# Exercise input:
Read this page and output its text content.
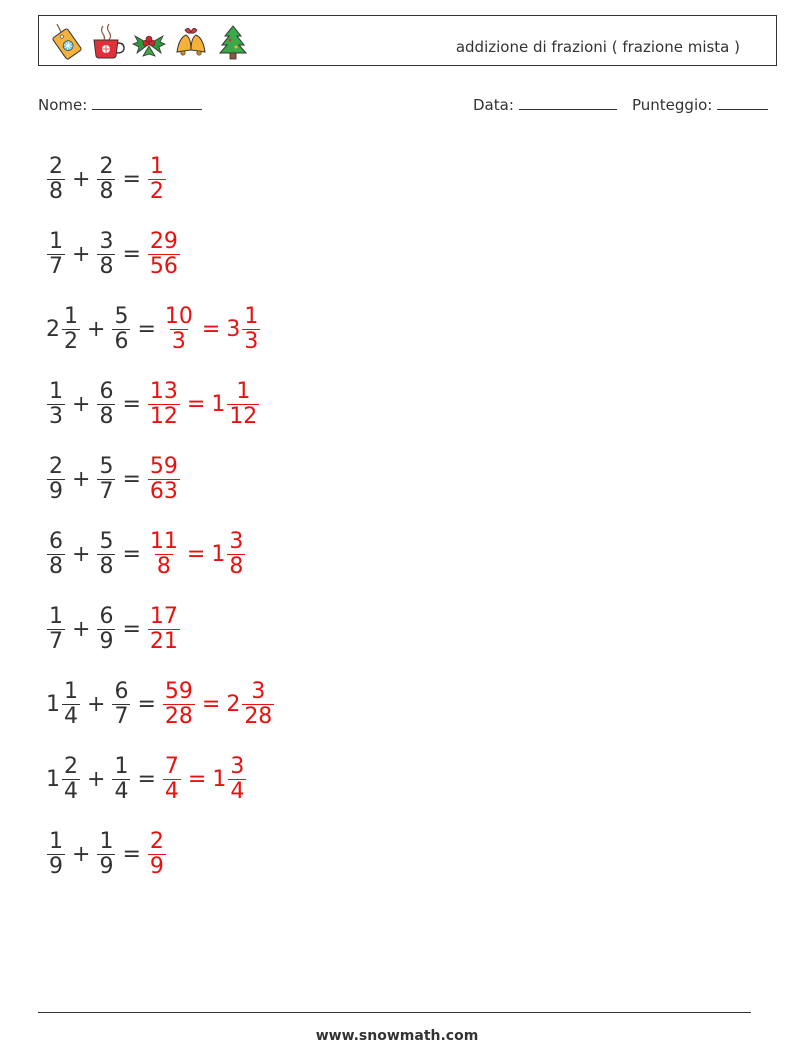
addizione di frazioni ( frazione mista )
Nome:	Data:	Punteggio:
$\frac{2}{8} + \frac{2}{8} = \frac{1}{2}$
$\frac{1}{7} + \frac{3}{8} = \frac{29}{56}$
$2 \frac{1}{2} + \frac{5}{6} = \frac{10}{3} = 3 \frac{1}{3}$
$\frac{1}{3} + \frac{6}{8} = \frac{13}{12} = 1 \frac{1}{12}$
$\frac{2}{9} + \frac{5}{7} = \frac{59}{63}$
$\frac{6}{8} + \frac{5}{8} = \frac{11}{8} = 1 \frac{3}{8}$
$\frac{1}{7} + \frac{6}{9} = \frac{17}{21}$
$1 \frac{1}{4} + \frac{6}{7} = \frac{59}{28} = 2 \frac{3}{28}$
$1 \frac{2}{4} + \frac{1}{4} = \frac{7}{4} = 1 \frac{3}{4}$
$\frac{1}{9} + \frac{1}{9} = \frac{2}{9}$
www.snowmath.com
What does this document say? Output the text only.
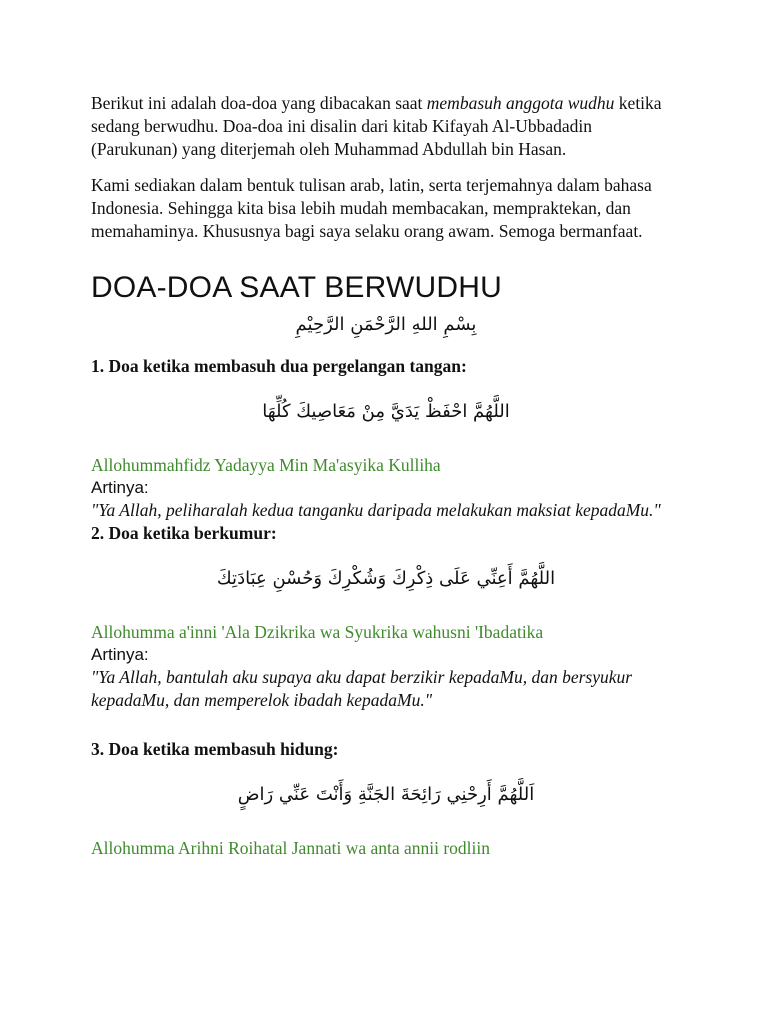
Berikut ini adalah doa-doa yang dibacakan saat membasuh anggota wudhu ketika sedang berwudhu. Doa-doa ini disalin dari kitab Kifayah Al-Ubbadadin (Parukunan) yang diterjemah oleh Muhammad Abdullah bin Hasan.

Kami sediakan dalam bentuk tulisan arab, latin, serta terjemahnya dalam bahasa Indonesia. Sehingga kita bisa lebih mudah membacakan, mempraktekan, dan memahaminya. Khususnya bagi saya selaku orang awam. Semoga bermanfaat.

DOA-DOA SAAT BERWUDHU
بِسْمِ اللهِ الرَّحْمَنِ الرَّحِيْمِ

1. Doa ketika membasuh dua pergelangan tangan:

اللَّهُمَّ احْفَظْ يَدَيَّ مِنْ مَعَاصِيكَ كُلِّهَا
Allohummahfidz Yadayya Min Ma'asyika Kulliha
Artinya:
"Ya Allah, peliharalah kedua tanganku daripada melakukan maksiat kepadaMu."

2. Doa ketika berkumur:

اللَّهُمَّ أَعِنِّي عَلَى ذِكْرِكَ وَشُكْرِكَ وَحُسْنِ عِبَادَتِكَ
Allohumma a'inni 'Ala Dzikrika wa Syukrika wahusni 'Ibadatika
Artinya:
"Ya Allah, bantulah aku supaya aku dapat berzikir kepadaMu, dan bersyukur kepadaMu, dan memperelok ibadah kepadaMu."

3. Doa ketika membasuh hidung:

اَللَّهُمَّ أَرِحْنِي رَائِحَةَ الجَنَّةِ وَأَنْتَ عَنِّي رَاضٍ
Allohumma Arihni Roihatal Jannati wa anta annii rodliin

# Task statement:
Locate all lines holding the word "frac", then copy them out.

# Task answer:
$\frac{2}{8} + \frac{2}{8} = \frac{1}{2}$
$\frac{1}{7} + \frac{3}{8} = \frac{29}{56}$
$2 \frac{1}{2} + \frac{5}{6} = \frac{10}{3} = 3 \frac{1}{3}$
$\frac{1}{3} + \frac{6}{8} = \frac{13}{12} = 1 \frac{1}{12}$
$\frac{2}{9} + \frac{5}{7} = \frac{59}{63}$
$\frac{6}{8} + \frac{5}{8} = \frac{11}{8} = 1 \frac{3}{8}$
$\frac{1}{7} + \frac{6}{9} = \frac{17}{21}$
$1 \frac{1}{4} + \frac{6}{7} = \frac{59}{28} = 2 \frac{3}{28}$
$1 \frac{2}{4} + \frac{1}{4} = \frac{7}{4} = 1 \frac{3}{4}$
$\frac{1}{9} + \frac{1}{9} = \frac{2}{9}$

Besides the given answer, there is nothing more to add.